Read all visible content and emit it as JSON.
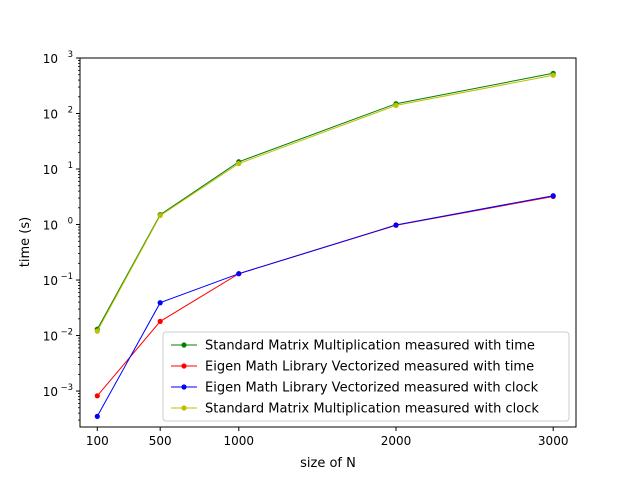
{
  "chart_data": {
    "type": "line",
    "title": "",
    "xlabel": "size of N",
    "ylabel": "time (s)",
    "x": [
      100,
      500,
      1000,
      2000,
      3000
    ],
    "x_ticks": [
      "100",
      "500",
      "1000",
      "2000",
      "3000"
    ],
    "xlim": [
      -10,
      3145
    ],
    "y_scale": "log",
    "ylim": [
      0.000225,
      1000
    ],
    "y_ticks": [
      {
        "value": 0.001,
        "base": "10",
        "exp": "−3"
      },
      {
        "value": 0.01,
        "base": "10",
        "exp": "−2"
      },
      {
        "value": 0.1,
        "base": "10",
        "exp": "−1"
      },
      {
        "value": 1,
        "base": "10",
        "exp": "0"
      },
      {
        "value": 10,
        "base": "10",
        "exp": "1"
      },
      {
        "value": 100,
        "base": "10",
        "exp": "2"
      },
      {
        "value": 1000,
        "base": "10",
        "exp": "3"
      }
    ],
    "grid": false,
    "legend_position": "lower-right",
    "series": [
      {
        "name": "Standard Matrix Multiplication measured with time",
        "color": "#008000",
        "values": [
          0.013,
          1.5,
          13.5,
          150,
          530
        ]
      },
      {
        "name": "Eigen Math Library Vectorized measured with time",
        "color": "#ff0000",
        "values": [
          0.00082,
          0.018,
          0.13,
          0.97,
          3.2
        ]
      },
      {
        "name": "Eigen Math Library Vectorized measured with clock",
        "color": "#0000ff",
        "values": [
          0.00035,
          0.039,
          0.13,
          0.98,
          3.3
        ]
      },
      {
        "name": "Standard Matrix Multiplication measured with clock",
        "color": "#bfbf00",
        "values": [
          0.012,
          1.45,
          12.5,
          140,
          490
        ]
      }
    ]
  }
}
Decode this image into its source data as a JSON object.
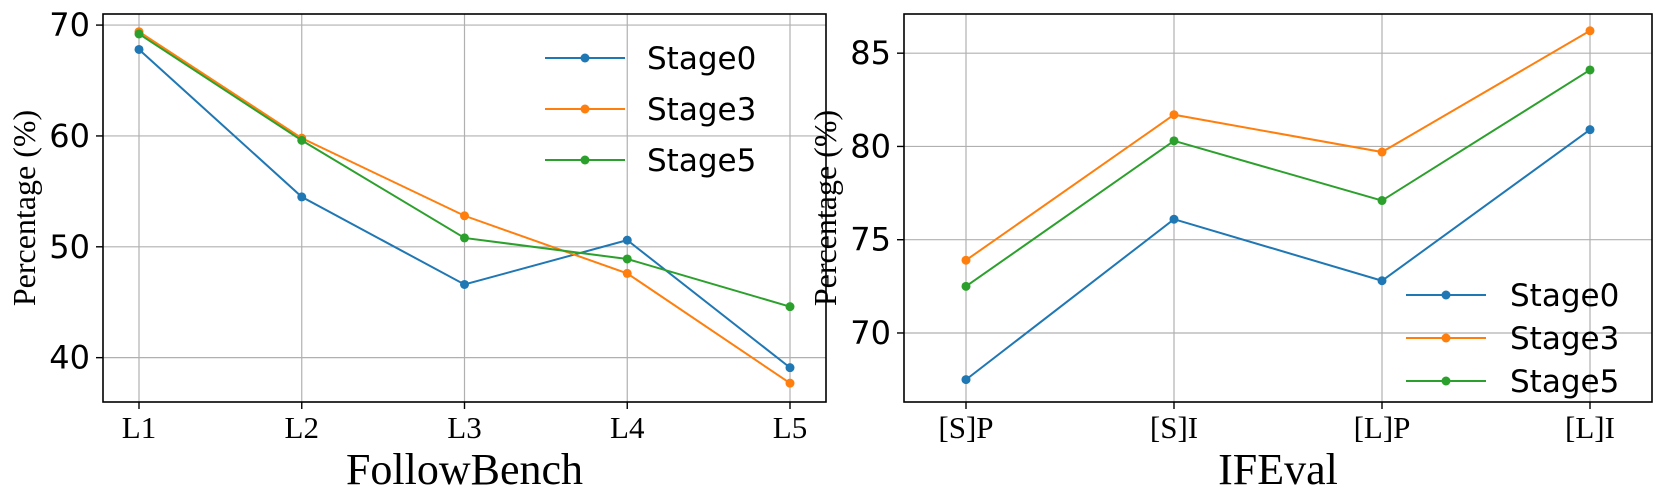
{
  "chart_data": [
    {
      "type": "line",
      "title": "",
      "xlabel": "FollowBench",
      "ylabel": "Percentage (%)",
      "categories": [
        "L1",
        "L2",
        "L3",
        "L4",
        "L5"
      ],
      "ylim": [
        36,
        71
      ],
      "yticks": [
        40,
        50,
        60,
        70
      ],
      "grid": true,
      "legend_position": "top-right",
      "series": [
        {
          "name": "Stage0",
          "color": "#1f77b4",
          "values": [
            67.8,
            54.5,
            46.6,
            50.6,
            39.1
          ]
        },
        {
          "name": "Stage3",
          "color": "#ff7f0e",
          "values": [
            69.4,
            59.8,
            52.8,
            47.6,
            37.7
          ]
        },
        {
          "name": "Stage5",
          "color": "#2ca02c",
          "values": [
            69.2,
            59.6,
            50.8,
            48.9,
            44.6
          ]
        }
      ]
    },
    {
      "type": "line",
      "title": "",
      "xlabel": "IFEval",
      "ylabel": "Percentage (%)",
      "categories": [
        "[S]P",
        "[S]I",
        "[L]P",
        "[L]I"
      ],
      "ylim": [
        66.3,
        87.1
      ],
      "yticks": [
        70,
        75,
        80,
        85
      ],
      "grid": true,
      "legend_position": "bottom-right",
      "series": [
        {
          "name": "Stage0",
          "color": "#1f77b4",
          "values": [
            67.5,
            76.1,
            72.8,
            80.9
          ]
        },
        {
          "name": "Stage3",
          "color": "#ff7f0e",
          "values": [
            73.9,
            81.7,
            79.7,
            86.2
          ]
        },
        {
          "name": "Stage5",
          "color": "#2ca02c",
          "values": [
            72.5,
            80.3,
            77.1,
            84.1
          ]
        }
      ]
    }
  ]
}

=====

*Given instruction*
Leave the pictures out and print the records above exactly as they stand.

*Solution to the exercise*
Read all visible content and emit it as JSON.
{
  "chart_data": {
    "type": "line",
    "title": "",
    "xlabel": "size of N",
    "ylabel": "time (s)",
    "x": [
      100,
      500,
      1000,
      2000,
      3000
    ],
    "x_ticks": [
      "100",
      "500",
      "1000",
      "2000",
      "3000"
    ],
    "xlim": [
      -10,
      3145
    ],
    "y_scale": "log",
    "ylim": [
      0.000225,
      1000
    ],
    "y_ticks": [
      {
        "value": 0.001,
        "base": "10",
        "exp": "−3"
      },
      {
        "value": 0.01,
        "base": "10",
        "exp": "−2"
      },
      {
        "value": 0.1,
        "base": "10",
        "exp": "−1"
      },
      {
        "value": 1,
        "base": "10",
        "exp": "0"
      },
      {
        "value": 10,
        "base": "10",
        "exp": "1"
      },
      {
        "value": 100,
        "base": "10",
        "exp": "2"
      },
      {
        "value": 1000,
        "base": "10",
        "exp": "3"
      }
    ],
    "grid": false,
    "legend_position": "lower-right",
    "series": [
      {
        "name": "Standard Matrix Multiplication measured with time",
        "color": "#008000",
        "values": [
          0.013,
          1.5,
          13.5,
          150,
          530
        ]
      },
      {
        "name": "Eigen Math Library Vectorized measured with time",
        "color": "#ff0000",
        "values": [
          0.00082,
          0.018,
          0.13,
          0.97,
          3.2
        ]
      },
      {
        "name": "Eigen Math Library Vectorized measured with clock",
        "color": "#0000ff",
        "values": [
          0.00035,
          0.039,
          0.13,
          0.98,
          3.3
        ]
      },
      {
        "name": "Standard Matrix Multiplication measured with clock",
        "color": "#bfbf00",
        "values": [
          0.012,
          1.45,
          12.5,
          140,
          490
        ]
      }
    ]
  }
}
Decode this image into its source data as a JSON object.
{
  "chart_data": [
    {
      "type": "line",
      "title": "",
      "xlabel": "FollowBench",
      "ylabel": "Percentage (%)",
      "categories": [
        "L1",
        "L2",
        "L3",
        "L4",
        "L5"
      ],
      "ylim": [
        36,
        71
      ],
      "yticks": [
        40,
        50,
        60,
        70
      ],
      "grid": true,
      "legend_position": "top-right",
      "series": [
        {
          "name": "Stage0",
          "color": "#1f77b4",
          "values": [
            67.8,
            54.5,
            46.6,
            50.6,
            39.1
          ]
        },
        {
          "name": "Stage3",
          "color": "#ff7f0e",
          "values": [
            69.4,
            59.8,
            52.8,
            47.6,
            37.7
          ]
        },
        {
          "name": "Stage5",
          "color": "#2ca02c",
          "values": [
            69.2,
            59.6,
            50.8,
            48.9,
            44.6
          ]
        }
      ]
    },
    {
      "type": "line",
      "title": "",
      "xlabel": "IFEval",
      "ylabel": "Percentage (%)",
      "categories": [
        "[S]P",
        "[S]I",
        "[L]P",
        "[L]I"
      ],
      "ylim": [
        66.3,
        87.1
      ],
      "yticks": [
        70,
        75,
        80,
        85
      ],
      "grid": true,
      "legend_position": "bottom-right",
      "series": [
        {
          "name": "Stage0",
          "color": "#1f77b4",
          "values": [
            67.5,
            76.1,
            72.8,
            80.9
          ]
        },
        {
          "name": "Stage3",
          "color": "#ff7f0e",
          "values": [
            73.9,
            81.7,
            79.7,
            86.2
          ]
        },
        {
          "name": "Stage5",
          "color": "#2ca02c",
          "values": [
            72.5,
            80.3,
            77.1,
            84.1
          ]
        }
      ]
    }
  ]
}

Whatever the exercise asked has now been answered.